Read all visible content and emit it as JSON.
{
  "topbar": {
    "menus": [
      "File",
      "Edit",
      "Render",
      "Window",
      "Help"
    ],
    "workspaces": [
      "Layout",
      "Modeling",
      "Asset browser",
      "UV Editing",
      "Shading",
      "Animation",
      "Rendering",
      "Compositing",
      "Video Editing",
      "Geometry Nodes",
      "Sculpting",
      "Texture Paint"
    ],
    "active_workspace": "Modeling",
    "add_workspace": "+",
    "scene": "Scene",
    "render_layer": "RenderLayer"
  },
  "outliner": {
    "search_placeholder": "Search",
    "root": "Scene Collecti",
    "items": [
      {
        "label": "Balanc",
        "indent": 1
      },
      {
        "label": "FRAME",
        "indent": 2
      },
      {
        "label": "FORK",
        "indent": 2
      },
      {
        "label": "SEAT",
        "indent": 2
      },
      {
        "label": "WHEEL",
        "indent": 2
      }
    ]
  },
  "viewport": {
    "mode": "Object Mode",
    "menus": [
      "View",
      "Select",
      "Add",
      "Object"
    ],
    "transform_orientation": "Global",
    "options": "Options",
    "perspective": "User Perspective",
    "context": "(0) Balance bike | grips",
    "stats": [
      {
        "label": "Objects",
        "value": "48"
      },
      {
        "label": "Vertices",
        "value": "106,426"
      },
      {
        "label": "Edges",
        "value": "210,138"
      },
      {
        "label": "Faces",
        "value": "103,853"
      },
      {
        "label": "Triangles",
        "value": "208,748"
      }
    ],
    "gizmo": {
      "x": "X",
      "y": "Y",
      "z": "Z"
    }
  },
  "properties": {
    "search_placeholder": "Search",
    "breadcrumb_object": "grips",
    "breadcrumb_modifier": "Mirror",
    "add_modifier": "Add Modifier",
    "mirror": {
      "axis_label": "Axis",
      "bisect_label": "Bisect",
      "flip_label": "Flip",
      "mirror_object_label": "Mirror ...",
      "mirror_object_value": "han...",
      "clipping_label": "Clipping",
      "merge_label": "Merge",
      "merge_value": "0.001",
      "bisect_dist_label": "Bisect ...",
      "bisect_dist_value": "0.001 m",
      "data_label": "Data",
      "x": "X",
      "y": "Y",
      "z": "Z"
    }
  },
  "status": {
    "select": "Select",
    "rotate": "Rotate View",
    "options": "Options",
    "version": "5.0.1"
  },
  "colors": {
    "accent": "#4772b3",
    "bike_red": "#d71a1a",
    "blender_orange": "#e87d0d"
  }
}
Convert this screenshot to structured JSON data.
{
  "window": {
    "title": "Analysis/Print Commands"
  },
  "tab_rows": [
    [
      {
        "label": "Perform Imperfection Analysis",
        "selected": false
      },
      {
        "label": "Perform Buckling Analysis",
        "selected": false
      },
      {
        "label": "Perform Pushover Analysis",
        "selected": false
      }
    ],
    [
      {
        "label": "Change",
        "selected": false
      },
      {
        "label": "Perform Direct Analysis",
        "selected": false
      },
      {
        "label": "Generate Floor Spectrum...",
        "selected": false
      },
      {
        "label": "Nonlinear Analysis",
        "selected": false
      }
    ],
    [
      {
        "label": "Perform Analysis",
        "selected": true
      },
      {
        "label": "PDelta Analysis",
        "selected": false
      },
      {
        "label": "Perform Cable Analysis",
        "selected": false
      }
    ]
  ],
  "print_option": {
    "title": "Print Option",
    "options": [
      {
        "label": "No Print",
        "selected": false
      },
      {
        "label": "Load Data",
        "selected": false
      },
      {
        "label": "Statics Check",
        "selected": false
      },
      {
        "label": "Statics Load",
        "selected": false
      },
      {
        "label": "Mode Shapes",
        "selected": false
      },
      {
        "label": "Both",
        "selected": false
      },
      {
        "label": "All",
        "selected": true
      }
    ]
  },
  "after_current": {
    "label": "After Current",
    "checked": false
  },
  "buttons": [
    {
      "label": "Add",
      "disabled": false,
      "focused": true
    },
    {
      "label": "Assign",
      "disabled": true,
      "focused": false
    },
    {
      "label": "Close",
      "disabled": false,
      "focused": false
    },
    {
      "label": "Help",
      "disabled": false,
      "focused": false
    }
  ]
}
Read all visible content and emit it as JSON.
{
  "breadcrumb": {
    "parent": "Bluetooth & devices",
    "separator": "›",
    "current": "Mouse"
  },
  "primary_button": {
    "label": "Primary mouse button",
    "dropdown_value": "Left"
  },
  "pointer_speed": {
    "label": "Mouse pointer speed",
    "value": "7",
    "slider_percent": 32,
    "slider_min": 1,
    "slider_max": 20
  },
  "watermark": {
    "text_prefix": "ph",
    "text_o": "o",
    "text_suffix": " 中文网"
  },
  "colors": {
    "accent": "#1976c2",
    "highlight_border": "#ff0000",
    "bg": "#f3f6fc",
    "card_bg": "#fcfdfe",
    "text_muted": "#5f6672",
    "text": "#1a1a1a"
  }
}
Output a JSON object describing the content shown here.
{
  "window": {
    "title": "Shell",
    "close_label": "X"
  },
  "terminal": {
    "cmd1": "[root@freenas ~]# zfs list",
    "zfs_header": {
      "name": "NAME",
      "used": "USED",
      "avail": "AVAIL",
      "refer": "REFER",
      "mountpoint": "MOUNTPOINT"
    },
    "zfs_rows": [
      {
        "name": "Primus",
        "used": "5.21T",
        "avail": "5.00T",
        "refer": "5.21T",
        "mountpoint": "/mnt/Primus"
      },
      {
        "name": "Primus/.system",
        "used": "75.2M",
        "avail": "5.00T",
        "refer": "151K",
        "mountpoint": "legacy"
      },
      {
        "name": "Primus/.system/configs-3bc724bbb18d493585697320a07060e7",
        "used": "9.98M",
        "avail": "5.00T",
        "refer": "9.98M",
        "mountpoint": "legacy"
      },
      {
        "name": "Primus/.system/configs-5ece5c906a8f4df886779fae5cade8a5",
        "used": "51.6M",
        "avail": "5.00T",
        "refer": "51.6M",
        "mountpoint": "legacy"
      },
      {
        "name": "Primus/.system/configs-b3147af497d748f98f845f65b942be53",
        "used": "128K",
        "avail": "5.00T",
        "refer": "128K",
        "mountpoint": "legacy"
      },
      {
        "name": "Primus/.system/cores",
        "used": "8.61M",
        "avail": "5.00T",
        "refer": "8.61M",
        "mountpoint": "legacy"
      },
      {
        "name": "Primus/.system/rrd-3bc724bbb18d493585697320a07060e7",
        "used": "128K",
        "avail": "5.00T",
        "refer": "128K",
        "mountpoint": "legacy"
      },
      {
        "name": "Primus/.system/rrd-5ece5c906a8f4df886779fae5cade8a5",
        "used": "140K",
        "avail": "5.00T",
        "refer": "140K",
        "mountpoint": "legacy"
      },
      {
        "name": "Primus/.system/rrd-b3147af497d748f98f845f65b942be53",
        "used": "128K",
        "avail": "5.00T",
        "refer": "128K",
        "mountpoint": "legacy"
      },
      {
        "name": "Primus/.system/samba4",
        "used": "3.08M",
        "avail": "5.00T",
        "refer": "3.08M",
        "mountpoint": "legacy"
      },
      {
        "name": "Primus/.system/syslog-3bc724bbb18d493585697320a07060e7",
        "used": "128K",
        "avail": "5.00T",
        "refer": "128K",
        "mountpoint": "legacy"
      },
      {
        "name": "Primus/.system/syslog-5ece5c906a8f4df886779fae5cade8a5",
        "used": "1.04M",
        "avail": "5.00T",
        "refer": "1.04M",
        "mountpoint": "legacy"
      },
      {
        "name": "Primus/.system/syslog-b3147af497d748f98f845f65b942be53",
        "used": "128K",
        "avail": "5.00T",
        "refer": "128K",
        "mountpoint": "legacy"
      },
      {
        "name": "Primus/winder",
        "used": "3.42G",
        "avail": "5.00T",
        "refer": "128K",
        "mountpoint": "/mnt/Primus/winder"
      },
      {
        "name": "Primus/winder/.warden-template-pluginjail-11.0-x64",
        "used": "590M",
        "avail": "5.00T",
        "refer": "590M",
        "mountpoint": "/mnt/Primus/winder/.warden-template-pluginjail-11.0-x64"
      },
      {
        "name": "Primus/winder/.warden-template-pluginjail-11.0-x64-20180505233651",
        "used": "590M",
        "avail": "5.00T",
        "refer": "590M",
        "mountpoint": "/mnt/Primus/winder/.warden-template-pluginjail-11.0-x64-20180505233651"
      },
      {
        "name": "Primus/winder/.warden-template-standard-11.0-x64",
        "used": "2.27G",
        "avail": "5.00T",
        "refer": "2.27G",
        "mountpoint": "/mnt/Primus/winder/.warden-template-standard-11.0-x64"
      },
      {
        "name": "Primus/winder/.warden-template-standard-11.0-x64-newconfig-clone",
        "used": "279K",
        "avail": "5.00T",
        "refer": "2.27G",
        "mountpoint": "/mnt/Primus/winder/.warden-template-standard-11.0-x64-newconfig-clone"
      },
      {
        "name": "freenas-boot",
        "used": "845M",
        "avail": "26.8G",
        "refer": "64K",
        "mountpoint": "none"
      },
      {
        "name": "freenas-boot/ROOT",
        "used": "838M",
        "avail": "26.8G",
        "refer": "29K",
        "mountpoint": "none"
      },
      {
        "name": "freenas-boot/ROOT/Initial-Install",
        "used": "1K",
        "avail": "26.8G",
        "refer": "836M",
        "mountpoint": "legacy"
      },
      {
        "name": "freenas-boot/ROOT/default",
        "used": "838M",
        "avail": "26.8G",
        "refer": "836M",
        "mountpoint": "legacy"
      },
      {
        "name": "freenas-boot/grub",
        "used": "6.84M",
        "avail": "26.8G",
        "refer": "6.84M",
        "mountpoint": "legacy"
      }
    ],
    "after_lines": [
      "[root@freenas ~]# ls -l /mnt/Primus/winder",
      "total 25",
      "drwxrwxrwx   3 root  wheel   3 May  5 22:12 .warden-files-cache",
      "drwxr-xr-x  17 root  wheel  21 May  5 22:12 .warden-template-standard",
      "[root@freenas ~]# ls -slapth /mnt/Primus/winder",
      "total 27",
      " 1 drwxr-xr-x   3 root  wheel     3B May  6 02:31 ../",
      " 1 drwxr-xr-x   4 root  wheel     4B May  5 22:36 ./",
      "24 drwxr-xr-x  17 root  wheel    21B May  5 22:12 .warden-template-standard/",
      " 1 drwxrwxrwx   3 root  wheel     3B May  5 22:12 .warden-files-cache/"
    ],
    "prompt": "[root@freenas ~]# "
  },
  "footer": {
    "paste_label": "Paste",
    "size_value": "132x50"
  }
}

----------

THE PROBLEM:
From the records above, copy every line that holds the word "freenas".

WRITTEN ANSWER:
    "cmd1": "[root@freenas ~]# zfs list",
        "name": "freenas-boot",
        "name": "freenas-boot/ROOT",
        "name": "freenas-boot/ROOT/Initial-Install",
        "name": "freenas-boot/ROOT/default",
        "name": "freenas-boot/grub",
      "[root@freenas ~]# ls -l /mnt/Primus/winder",
      "[root@freenas ~]# ls -slapth /mnt/Primus/winder",
    "prompt": "[root@freenas ~]# "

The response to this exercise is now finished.